Records to process:
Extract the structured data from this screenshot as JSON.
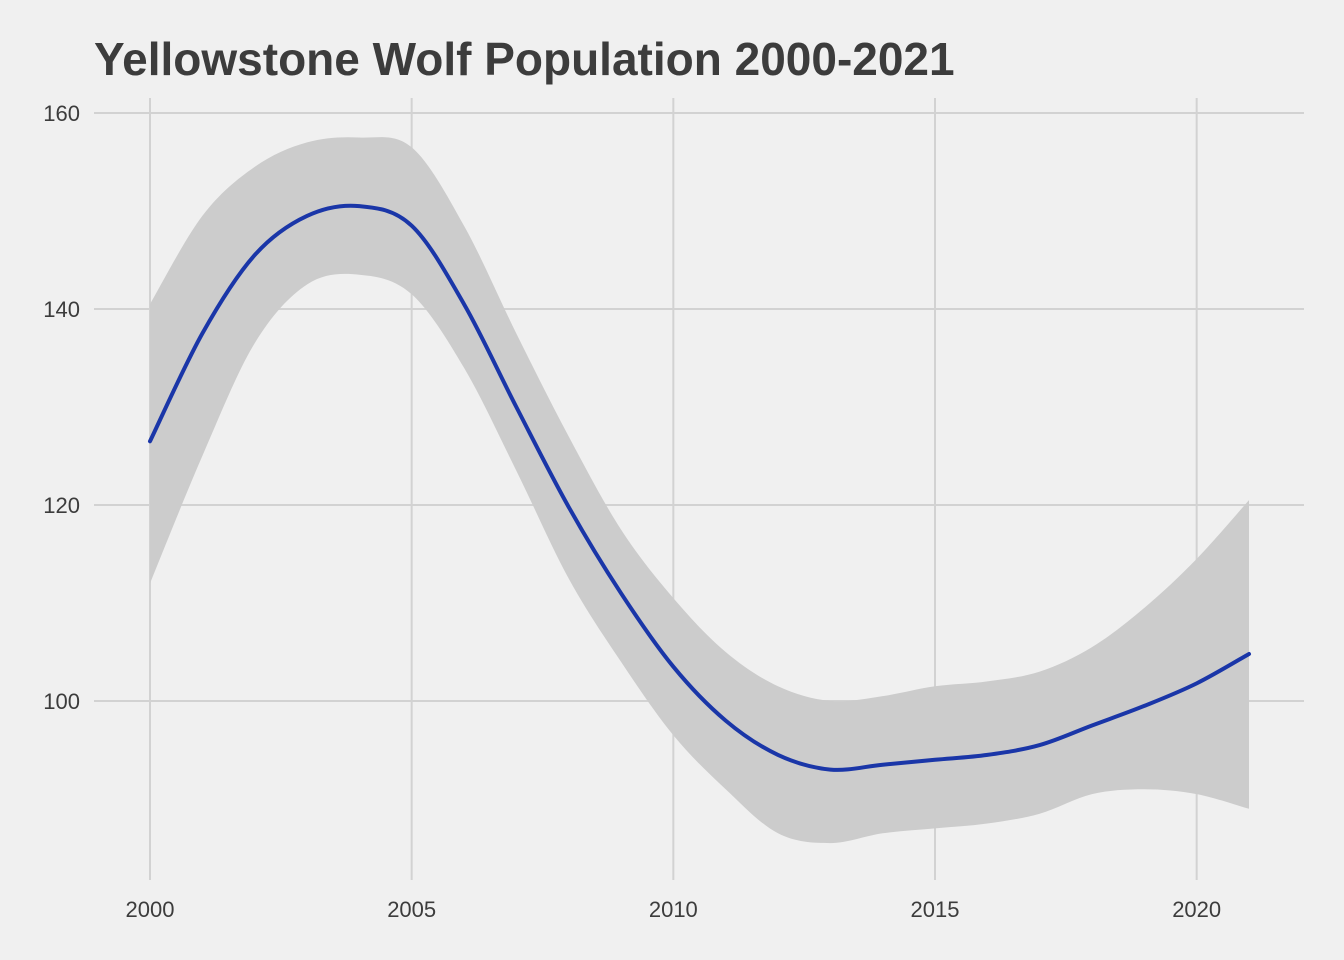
{
  "chart_data": {
    "type": "line",
    "title": "Yellowstone Wolf Population 2000-2021",
    "xlabel": "",
    "ylabel": "",
    "xlim": [
      2000,
      2021
    ],
    "ylim": [
      80,
      160
    ],
    "grid": true,
    "legend": "none",
    "x_ticks": [
      "2000",
      "2005",
      "2010",
      "2015",
      "2020"
    ],
    "y_ticks": [
      "100",
      "120",
      "140",
      "160"
    ],
    "series": [
      {
        "kind": "smooth",
        "color": "#1a36a8",
        "x": [
          2000,
          2001,
          2002,
          2003,
          2004,
          2005,
          2006,
          2007,
          2008,
          2009,
          2010,
          2011,
          2012,
          2013,
          2014,
          2015,
          2016,
          2017,
          2018,
          2019,
          2020,
          2021
        ],
        "y": [
          126.5,
          137.5,
          145.5,
          149.5,
          150.5,
          148.5,
          140.5,
          130.0,
          119.8,
          111.0,
          103.5,
          98.0,
          94.5,
          93.0,
          93.5,
          94.0,
          94.5,
          95.5,
          97.5,
          99.5,
          101.8,
          104.8
        ],
        "ci_lower": [
          112.0,
          125.0,
          136.5,
          142.5,
          143.5,
          141.5,
          134.0,
          123.5,
          112.5,
          104.0,
          96.5,
          91.0,
          86.5,
          85.5,
          86.5,
          87.0,
          87.5,
          88.5,
          90.5,
          91.0,
          90.5,
          89.0
        ],
        "ci_upper": [
          140.5,
          149.5,
          154.5,
          157.0,
          157.5,
          156.5,
          148.5,
          137.5,
          127.0,
          117.5,
          110.5,
          105.0,
          101.5,
          100.0,
          100.5,
          101.5,
          102.0,
          103.0,
          105.5,
          109.5,
          114.5,
          120.5
        ]
      }
    ]
  },
  "colors": {
    "background": "#f0f0f0",
    "grid": "#d2d2d2",
    "line": "#1a36a8",
    "ribbon": "#cccccc",
    "text": "#3c3c3c"
  }
}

Task:
Output the entries above exactly, without their pictures.

Exercise result:
Extract the structured data from this screenshot as JSON.
{
  "chart_data": {
    "type": "line",
    "title": "Yellowstone Wolf Population 2000-2021",
    "xlabel": "",
    "ylabel": "",
    "xlim": [
      2000,
      2021
    ],
    "ylim": [
      80,
      160
    ],
    "grid": true,
    "legend": "none",
    "x_ticks": [
      "2000",
      "2005",
      "2010",
      "2015",
      "2020"
    ],
    "y_ticks": [
      "100",
      "120",
      "140",
      "160"
    ],
    "series": [
      {
        "kind": "smooth",
        "color": "#1a36a8",
        "x": [
          2000,
          2001,
          2002,
          2003,
          2004,
          2005,
          2006,
          2007,
          2008,
          2009,
          2010,
          2011,
          2012,
          2013,
          2014,
          2015,
          2016,
          2017,
          2018,
          2019,
          2020,
          2021
        ],
        "y": [
          126.5,
          137.5,
          145.5,
          149.5,
          150.5,
          148.5,
          140.5,
          130.0,
          119.8,
          111.0,
          103.5,
          98.0,
          94.5,
          93.0,
          93.5,
          94.0,
          94.5,
          95.5,
          97.5,
          99.5,
          101.8,
          104.8
        ],
        "ci_lower": [
          112.0,
          125.0,
          136.5,
          142.5,
          143.5,
          141.5,
          134.0,
          123.5,
          112.5,
          104.0,
          96.5,
          91.0,
          86.5,
          85.5,
          86.5,
          87.0,
          87.5,
          88.5,
          90.5,
          91.0,
          90.5,
          89.0
        ],
        "ci_upper": [
          140.5,
          149.5,
          154.5,
          157.0,
          157.5,
          156.5,
          148.5,
          137.5,
          127.0,
          117.5,
          110.5,
          105.0,
          101.5,
          100.0,
          100.5,
          101.5,
          102.0,
          103.0,
          105.5,
          109.5,
          114.5,
          120.5
        ]
      }
    ]
  },
  "colors": {
    "background": "#f0f0f0",
    "grid": "#d2d2d2",
    "line": "#1a36a8",
    "ribbon": "#cccccc",
    "text": "#3c3c3c"
  }
}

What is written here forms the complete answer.